TASK STATEMENT - Below are some records. Say in a single number how many of their lines include the word "приблизно".

^^^^

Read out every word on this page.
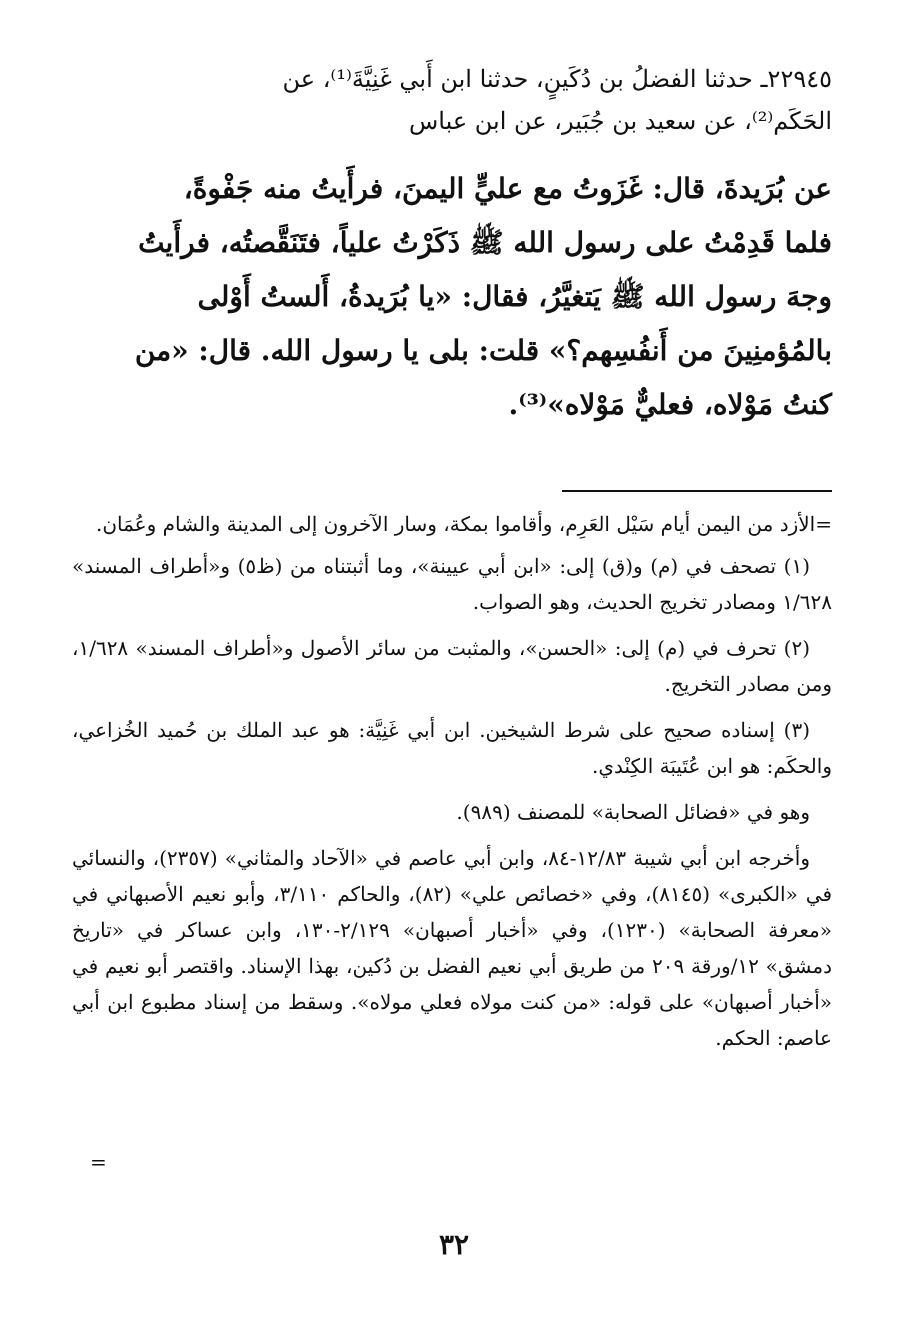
٢٢٩٤٥ـ حدثنا الفضلُ بن دُكَينٍ، حدثنا ابن أَبي غَنِيَّةَ⁽¹⁾، عن

الحَكَم⁽²⁾، عن سعيد بن جُبَير، عن ابن عباس

عن بُرَيدةَ، قال: غَزَوتُ مع عليٍّ اليمنَ، فرأَيتُ منه جَفْوةً،

فلما قَدِمْتُ على رسول الله ﷺ ذَكَرْتُ علياً، فتَنَقَّصتُه، فرأَيتُ

وجهَ رسول الله ﷺ يَتغيَّرُ، فقال: «يا بُرَيدةُ، أَلستُ أَوْلى

بالمُؤمنِينَ من أَنفُسِهم؟» قلت: بلى يا رسول الله. قال: «من

كنتُ مَوْلاه، فعليٌّ مَوْلاه»⁽³⁾.

=الأزد من اليمن أيام سَيْل العَرِم، وأقاموا بمكة، وسار الآخرون إلى المدينة والشام وعُمَان.

(١) تصحف في (م) و(ق) إلى: «ابن أبي عيينة»، وما أثبتناه من (ظ٥) و«أطراف المسند» ١/٦٢٨ ومصادر تخريج الحديث، وهو الصواب.

(٢) تحرف في (م) إلى: «الحسن»، والمثبت من سائر الأصول و«أطراف المسند» ١/٦٢٨، ومن مصادر التخريج.

(٣) إسناده صحيح على شرط الشيخين. ابن أبي غَنِيَّة: هو عبد الملك بن حُميد الخُزاعي، والحكَم: هو ابن عُتَيبَة الكِنْدي.

وهو في «فضائل الصحابة» للمصنف (٩٨٩).

وأخرجه ابن أبي شيبة ١٢/٨٣-٨٤، وابن أبي عاصم في «الآحاد والمثاني» (٢٣٥٧)، والنسائي في «الكبرى» (٨١٤٥)، وفي «خصائص علي» (٨٢)، والحاكم ٣/١١٠، وأبو نعيم الأصبهاني في «معرفة الصحابة» (١٢٣٠)، وفي «أخبار أصبهان» ٢/١٢٩-١٣٠، وابن عساكر في «تاريخ دمشق» ١٢/ورقة ٢٠٩ من طريق أبي نعيم الفضل بن دُكين، بهذا الإسناد. واقتصر أبو نعيم في «أخبار أصبهان» على قوله: «من كنت مولاه فعلي مولاه». وسقط من إسناد مطبوع ابن أبي عاصم: الحكم.

=
٣٢
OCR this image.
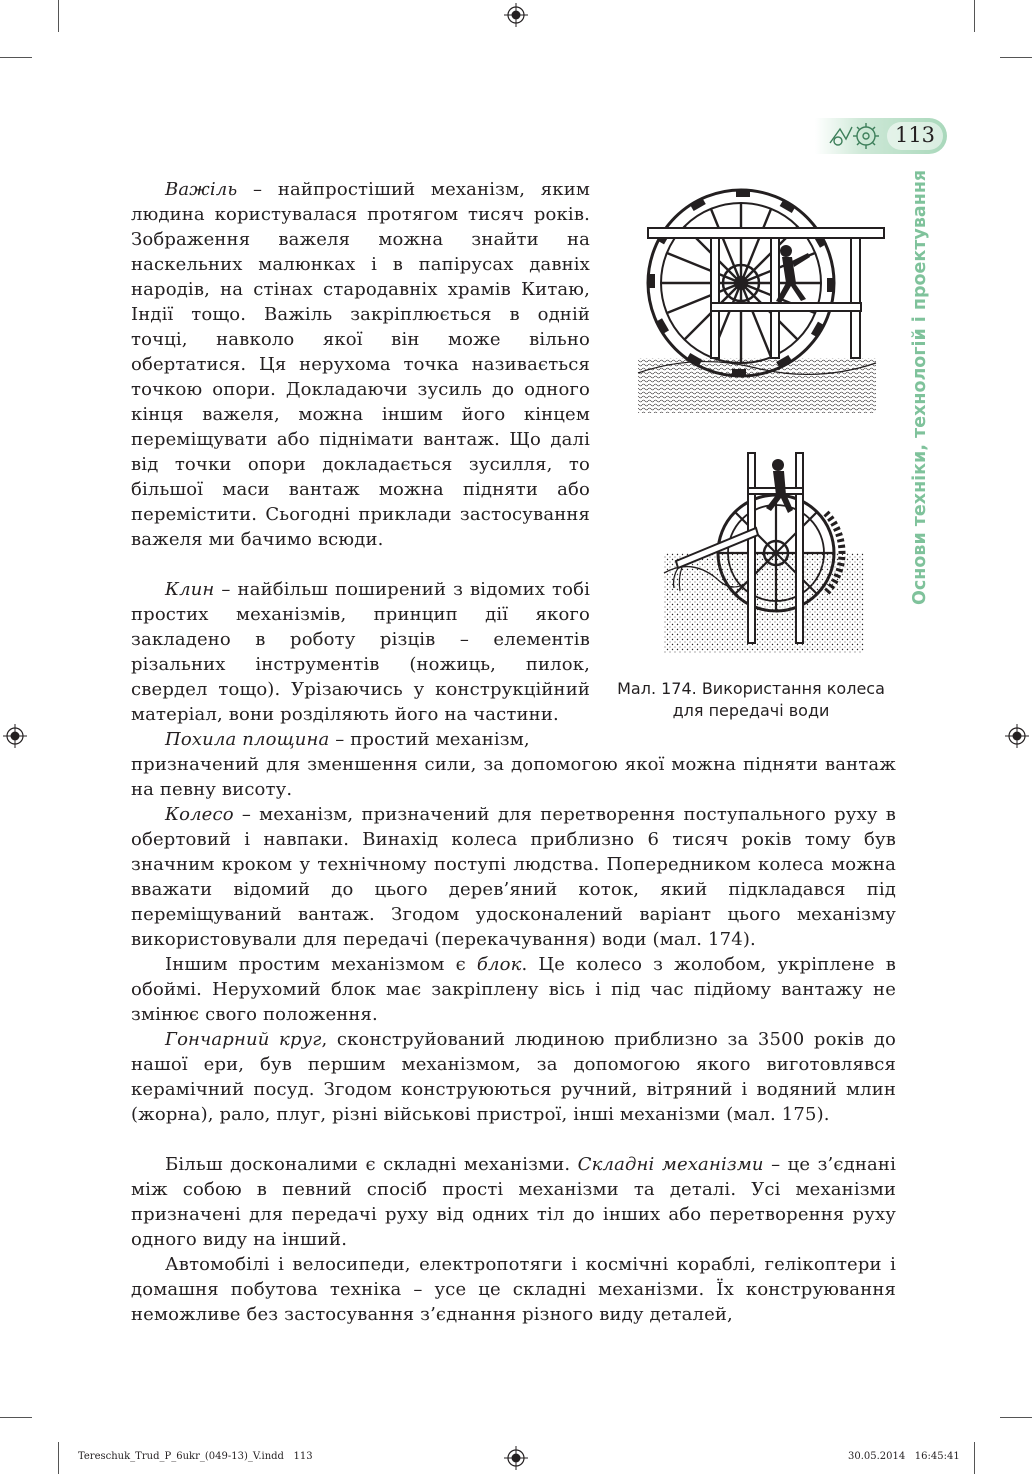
113
Основи техніки, технологій і проектування

Важіль – найпростіший механізм, яким людина користувалася протягом тисяч років. Зображення важеля можна знайти на наскельних малюнках і в папірусах давніх народів, на стінах стародавніх храмів Китаю, Індії тощо. Важіль закріплюється в одній точці, навколо якої він може вільно обертатися. Ця нерухома точка називається точкою опори. Докладаючи зусиль до одного кінця важеля, можна іншим його кінцем переміщувати або піднімати вантаж. Що далі від точки опори докладається зусилля, то більшої маси вантаж можна підняти або перемістити. Сьогодні приклади застосування важеля ми бачимо всюди.

Клин – найбільш поширений з відомих тобі простих механізмів, принцип дії якого закладено в роботу різців – елементів різальних інструментів (ножиць, пилок, свердел тощо). Урізаючись у конструкційний матеріал, вони розділяють його на частини.

Похила площина – простий механізм,

призначений для зменшення сили, за допомогою якої можна підняти вантаж на певну висоту.

Колесо – механізм, призначений для перетворення поступального руху в обертовий і навпаки. Винахід колеса приблизно 6 тисяч років тому був значним кроком у технічному поступі людства. Попередником колеса можна вважати відомий до цього дерев’яний коток, який підкладався під переміщуваний вантаж. Згодом удосконалений варіант цього механізму використовували для передачі (перекачування) води (мал. 174).

Іншим простим механізмом є блок. Це колесо з жолобом, укріплене в обоймі. Нерухомий блок має закріплену вісь і під час підйому вантажу не змінює свого положення.

Гончарний круг, сконструйований людиною приблизно за 3500 років до нашої ери, був першим механізмом, за допомогою якого виготовлявся керамічний посуд. Згодом конструюються ручний, вітряний і водяний млин (жорна), рало, плуг, різні військові пристрої, інші механізми (мал. 175).

Більш досконалими є складні механізми. Складні механізми – це з’єднані між собою в певний спосіб прості механізми та деталі. Усі механізми призначені для передачі руху від одних тіл до інших або перетворення руху одного виду на інший.

Автомобілі і велосипеди, електропотяги і космічні кораблі, гелікоптери і домашня побутова техніка – усе це складні механізми. Їх конструювання неможливе без застосування з’єднання різного виду деталей,

Мал. 174. Використання колеса
для передачі води
Tereschuk_Trud_P_6ukr_(049-13)_V.indd   113	30.05.2014   16:45:41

^^^^

WRITTEN REPLY - 2